# AIM
Extract the complete data exactly as given.

# RECORD LIST
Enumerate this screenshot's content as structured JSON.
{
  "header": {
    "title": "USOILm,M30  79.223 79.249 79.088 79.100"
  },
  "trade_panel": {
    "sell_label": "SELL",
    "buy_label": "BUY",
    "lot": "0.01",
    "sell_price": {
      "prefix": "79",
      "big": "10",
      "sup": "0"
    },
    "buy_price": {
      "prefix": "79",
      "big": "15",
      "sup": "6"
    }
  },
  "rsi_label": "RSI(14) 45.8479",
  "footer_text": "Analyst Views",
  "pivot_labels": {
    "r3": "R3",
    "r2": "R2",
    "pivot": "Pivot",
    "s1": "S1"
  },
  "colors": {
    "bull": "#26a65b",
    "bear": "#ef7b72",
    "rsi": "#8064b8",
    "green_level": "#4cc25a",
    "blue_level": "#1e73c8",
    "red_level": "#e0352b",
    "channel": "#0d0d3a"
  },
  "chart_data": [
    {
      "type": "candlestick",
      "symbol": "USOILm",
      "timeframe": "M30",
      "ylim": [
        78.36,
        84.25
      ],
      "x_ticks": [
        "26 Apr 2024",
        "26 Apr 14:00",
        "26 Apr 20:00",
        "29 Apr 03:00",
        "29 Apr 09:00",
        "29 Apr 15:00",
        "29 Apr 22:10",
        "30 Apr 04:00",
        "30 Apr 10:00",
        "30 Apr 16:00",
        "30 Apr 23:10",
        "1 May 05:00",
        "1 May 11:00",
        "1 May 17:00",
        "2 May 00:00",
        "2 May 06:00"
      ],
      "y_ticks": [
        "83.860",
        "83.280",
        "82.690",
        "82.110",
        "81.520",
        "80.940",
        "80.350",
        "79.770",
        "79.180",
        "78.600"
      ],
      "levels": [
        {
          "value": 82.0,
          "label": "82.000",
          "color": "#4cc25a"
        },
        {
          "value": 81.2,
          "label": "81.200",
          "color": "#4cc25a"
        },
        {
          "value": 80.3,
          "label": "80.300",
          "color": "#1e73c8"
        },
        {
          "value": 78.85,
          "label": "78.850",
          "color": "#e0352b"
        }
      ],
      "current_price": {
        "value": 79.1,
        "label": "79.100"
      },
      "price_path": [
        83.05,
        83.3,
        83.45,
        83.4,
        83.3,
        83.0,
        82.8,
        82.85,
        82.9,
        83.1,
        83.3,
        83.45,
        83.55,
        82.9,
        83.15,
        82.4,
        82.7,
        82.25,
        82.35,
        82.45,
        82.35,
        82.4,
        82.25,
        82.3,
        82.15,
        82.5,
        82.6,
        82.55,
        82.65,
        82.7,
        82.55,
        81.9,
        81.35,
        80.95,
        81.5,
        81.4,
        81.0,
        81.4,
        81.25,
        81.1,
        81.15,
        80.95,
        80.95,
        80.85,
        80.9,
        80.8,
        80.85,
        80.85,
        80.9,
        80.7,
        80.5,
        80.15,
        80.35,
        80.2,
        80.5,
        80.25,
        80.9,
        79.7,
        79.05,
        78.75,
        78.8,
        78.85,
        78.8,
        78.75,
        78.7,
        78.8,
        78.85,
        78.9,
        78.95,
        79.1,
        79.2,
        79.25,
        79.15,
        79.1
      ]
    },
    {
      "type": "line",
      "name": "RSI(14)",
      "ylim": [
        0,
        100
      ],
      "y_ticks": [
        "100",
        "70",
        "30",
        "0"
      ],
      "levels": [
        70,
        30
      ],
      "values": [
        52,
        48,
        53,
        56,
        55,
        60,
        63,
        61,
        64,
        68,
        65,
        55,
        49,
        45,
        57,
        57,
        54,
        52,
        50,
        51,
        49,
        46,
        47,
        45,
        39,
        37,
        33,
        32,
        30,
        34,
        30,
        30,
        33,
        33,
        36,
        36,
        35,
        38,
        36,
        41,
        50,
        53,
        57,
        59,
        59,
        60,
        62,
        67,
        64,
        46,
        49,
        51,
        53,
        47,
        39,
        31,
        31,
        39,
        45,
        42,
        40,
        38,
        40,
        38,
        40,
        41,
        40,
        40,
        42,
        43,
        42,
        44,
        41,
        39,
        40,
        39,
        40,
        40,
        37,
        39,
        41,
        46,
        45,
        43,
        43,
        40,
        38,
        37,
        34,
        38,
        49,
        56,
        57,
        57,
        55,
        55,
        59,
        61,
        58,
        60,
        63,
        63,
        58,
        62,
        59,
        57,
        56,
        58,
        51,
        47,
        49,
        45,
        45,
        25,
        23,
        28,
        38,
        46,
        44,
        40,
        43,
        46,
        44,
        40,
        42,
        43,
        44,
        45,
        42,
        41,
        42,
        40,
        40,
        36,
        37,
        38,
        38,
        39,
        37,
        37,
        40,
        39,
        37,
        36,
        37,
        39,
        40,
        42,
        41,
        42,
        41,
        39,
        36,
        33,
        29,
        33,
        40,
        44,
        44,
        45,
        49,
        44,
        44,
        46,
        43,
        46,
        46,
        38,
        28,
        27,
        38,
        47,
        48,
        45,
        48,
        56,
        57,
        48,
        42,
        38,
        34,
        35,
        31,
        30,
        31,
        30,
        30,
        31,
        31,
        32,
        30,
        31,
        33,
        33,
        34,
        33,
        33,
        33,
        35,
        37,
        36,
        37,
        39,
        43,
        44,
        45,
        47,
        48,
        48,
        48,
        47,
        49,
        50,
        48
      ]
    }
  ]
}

# EXERCISE RESPONSE
Enumerate this screenshot's content as structured JSON.
{
  "header": {
    "title": "USOILm,M30  79.223 79.249 79.088 79.100"
  },
  "trade_panel": {
    "sell_label": "SELL",
    "buy_label": "BUY",
    "lot": "0.01",
    "sell_price": {
      "prefix": "79",
      "big": "10",
      "sup": "0"
    },
    "buy_price": {
      "prefix": "79",
      "big": "15",
      "sup": "6"
    }
  },
  "rsi_label": "RSI(14) 45.8479",
  "footer_text": "Analyst Views",
  "pivot_labels": {
    "r3": "R3",
    "r2": "R2",
    "pivot": "Pivot",
    "s1": "S1"
  },
  "colors": {
    "bull": "#26a65b",
    "bear": "#ef7b72",
    "rsi": "#8064b8",
    "green_level": "#4cc25a",
    "blue_level": "#1e73c8",
    "red_level": "#e0352b",
    "channel": "#0d0d3a"
  },
  "chart_data": [
    {
      "type": "candlestick",
      "symbol": "USOILm",
      "timeframe": "M30",
      "ylim": [
        78.36,
        84.25
      ],
      "x_ticks": [
        "26 Apr 2024",
        "26 Apr 14:00",
        "26 Apr 20:00",
        "29 Apr 03:00",
        "29 Apr 09:00",
        "29 Apr 15:00",
        "29 Apr 22:10",
        "30 Apr 04:00",
        "30 Apr 10:00",
        "30 Apr 16:00",
        "30 Apr 23:10",
        "1 May 05:00",
        "1 May 11:00",
        "1 May 17:00",
        "2 May 00:00",
        "2 May 06:00"
      ],
      "y_ticks": [
        "83.860",
        "83.280",
        "82.690",
        "82.110",
        "81.520",
        "80.940",
        "80.350",
        "79.770",
        "79.180",
        "78.600"
      ],
      "levels": [
        {
          "value": 82.0,
          "label": "82.000",
          "color": "#4cc25a"
        },
        {
          "value": 81.2,
          "label": "81.200",
          "color": "#4cc25a"
        },
        {
          "value": 80.3,
          "label": "80.300",
          "color": "#1e73c8"
        },
        {
          "value": 78.85,
          "label": "78.850",
          "color": "#e0352b"
        }
      ],
      "current_price": {
        "value": 79.1,
        "label": "79.100"
      },
      "price_path": [
        83.05,
        83.3,
        83.45,
        83.4,
        83.3,
        83.0,
        82.8,
        82.85,
        82.9,
        83.1,
        83.3,
        83.45,
        83.55,
        82.9,
        83.15,
        82.4,
        82.7,
        82.25,
        82.35,
        82.45,
        82.35,
        82.4,
        82.25,
        82.3,
        82.15,
        82.5,
        82.6,
        82.55,
        82.65,
        82.7,
        82.55,
        81.9,
        81.35,
        80.95,
        81.5,
        81.4,
        81.0,
        81.4,
        81.25,
        81.1,
        81.15,
        80.95,
        80.95,
        80.85,
        80.9,
        80.8,
        80.85,
        80.85,
        80.9,
        80.7,
        80.5,
        80.15,
        80.35,
        80.2,
        80.5,
        80.25,
        80.9,
        79.7,
        79.05,
        78.75,
        78.8,
        78.85,
        78.8,
        78.75,
        78.7,
        78.8,
        78.85,
        78.9,
        78.95,
        79.1,
        79.2,
        79.25,
        79.15,
        79.1
      ]
    },
    {
      "type": "line",
      "name": "RSI(14)",
      "ylim": [
        0,
        100
      ],
      "y_ticks": [
        "100",
        "70",
        "30",
        "0"
      ],
      "levels": [
        70,
        30
      ],
      "values": [
        52,
        48,
        53,
        56,
        55,
        60,
        63,
        61,
        64,
        68,
        65,
        55,
        49,
        45,
        57,
        57,
        54,
        52,
        50,
        51,
        49,
        46,
        47,
        45,
        39,
        37,
        33,
        32,
        30,
        34,
        30,
        30,
        33,
        33,
        36,
        36,
        35,
        38,
        36,
        41,
        50,
        53,
        57,
        59,
        59,
        60,
        62,
        67,
        64,
        46,
        49,
        51,
        53,
        47,
        39,
        31,
        31,
        39,
        45,
        42,
        40,
        38,
        40,
        38,
        40,
        41,
        40,
        40,
        42,
        43,
        42,
        44,
        41,
        39,
        40,
        39,
        40,
        40,
        37,
        39,
        41,
        46,
        45,
        43,
        43,
        40,
        38,
        37,
        34,
        38,
        49,
        56,
        57,
        57,
        55,
        55,
        59,
        61,
        58,
        60,
        63,
        63,
        58,
        62,
        59,
        57,
        56,
        58,
        51,
        47,
        49,
        45,
        45,
        25,
        23,
        28,
        38,
        46,
        44,
        40,
        43,
        46,
        44,
        40,
        42,
        43,
        44,
        45,
        42,
        41,
        42,
        40,
        40,
        36,
        37,
        38,
        38,
        39,
        37,
        37,
        40,
        39,
        37,
        36,
        37,
        39,
        40,
        42,
        41,
        42,
        41,
        39,
        36,
        33,
        29,
        33,
        40,
        44,
        44,
        45,
        49,
        44,
        44,
        46,
        43,
        46,
        46,
        38,
        28,
        27,
        38,
        47,
        48,
        45,
        48,
        56,
        57,
        48,
        42,
        38,
        34,
        35,
        31,
        30,
        31,
        30,
        30,
        31,
        31,
        32,
        30,
        31,
        33,
        33,
        34,
        33,
        33,
        33,
        35,
        37,
        36,
        37,
        39,
        43,
        44,
        45,
        47,
        48,
        48,
        48,
        47,
        49,
        50,
        48
      ]
    }
  ]
}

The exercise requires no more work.